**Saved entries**

## start

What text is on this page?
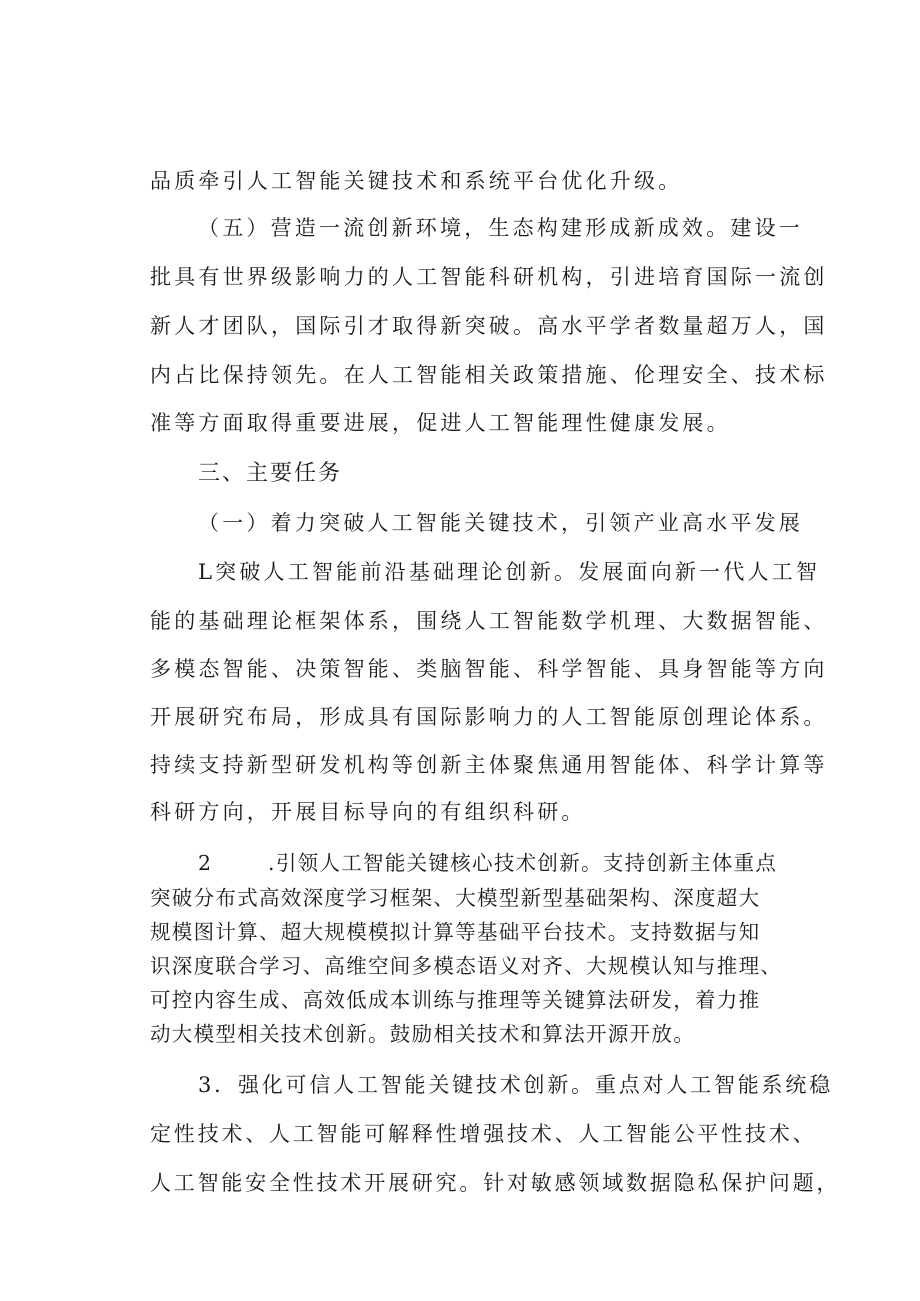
品质牵引人工智能关键技术和系统平台优化升级。
（五）营造一流创新环境，生态构建形成新成效。建设一
批具有世界级影响力的人工智能科研机构，引进培育国际一流创
新人才团队，国际引才取得新突破。高水平学者数量超万人，国
内占比保持领先。在人工智能相关政策措施、伦理安全、技术标
准等方面取得重要进展，促进人工智能理性健康发展。
三、主要任务
（一）着力突破人工智能关键技术，引领产业高水平发展
L突破人工智能前沿基础理论创新。发展面向新一代人工智
能的基础理论框架体系，围绕人工智能数学机理、大数据智能、
多模态智能、决策智能、类脑智能、科学智能、具身智能等方向
开展研究布局，形成具有国际影响力的人工智能原创理论体系。
持续支持新型研发机构等创新主体聚焦通用智能体、科学计算等
科研方向，开展目标导向的有组织科研。
2	.引领人工智能关键核心技术创新。支持创新主体重点
突破分布式高效深度学习框架、大模型新型基础架构、深度超大
规模图计算、超大规模模拟计算等基础平台技术。支持数据与知
识深度联合学习、高维空间多模态语义对齐、大规模认知与推理、
可控内容生成、高效低成本训练与推理等关键算法研发，着力推
动大模型相关技术创新。鼓励相关技术和算法开源开放。
3．强化可信人工智能关键技术创新。重点对人工智能系统稳
定性技术、人工智能可解释性增强技术、人工智能公平性技术、
人工智能安全性技术开展研究。针对敏感领域数据隐私保护问题，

## end

**What to do**
From the material above, reproduce everything verbatim except the pictures.

**Written reply**
What text is on this page?
品质牵引人工智能关键技术和系统平台优化升级。
（五）营造一流创新环境，生态构建形成新成效。建设一
批具有世界级影响力的人工智能科研机构，引进培育国际一流创
新人才团队，国际引才取得新突破。高水平学者数量超万人，国
内占比保持领先。在人工智能相关政策措施、伦理安全、技术标
准等方面取得重要进展，促进人工智能理性健康发展。
三、主要任务
（一）着力突破人工智能关键技术，引领产业高水平发展
L突破人工智能前沿基础理论创新。发展面向新一代人工智
能的基础理论框架体系，围绕人工智能数学机理、大数据智能、
多模态智能、决策智能、类脑智能、科学智能、具身智能等方向
开展研究布局，形成具有国际影响力的人工智能原创理论体系。
持续支持新型研发机构等创新主体聚焦通用智能体、科学计算等
科研方向，开展目标导向的有组织科研。
2	.引领人工智能关键核心技术创新。支持创新主体重点
突破分布式高效深度学习框架、大模型新型基础架构、深度超大
规模图计算、超大规模模拟计算等基础平台技术。支持数据与知
识深度联合学习、高维空间多模态语义对齐、大规模认知与推理、
可控内容生成、高效低成本训练与推理等关键算法研发，着力推
动大模型相关技术创新。鼓励相关技术和算法开源开放。
3．强化可信人工智能关键技术创新。重点对人工智能系统稳
定性技术、人工智能可解释性增强技术、人工智能公平性技术、
人工智能安全性技术开展研究。针对敏感领域数据隐私保护问题，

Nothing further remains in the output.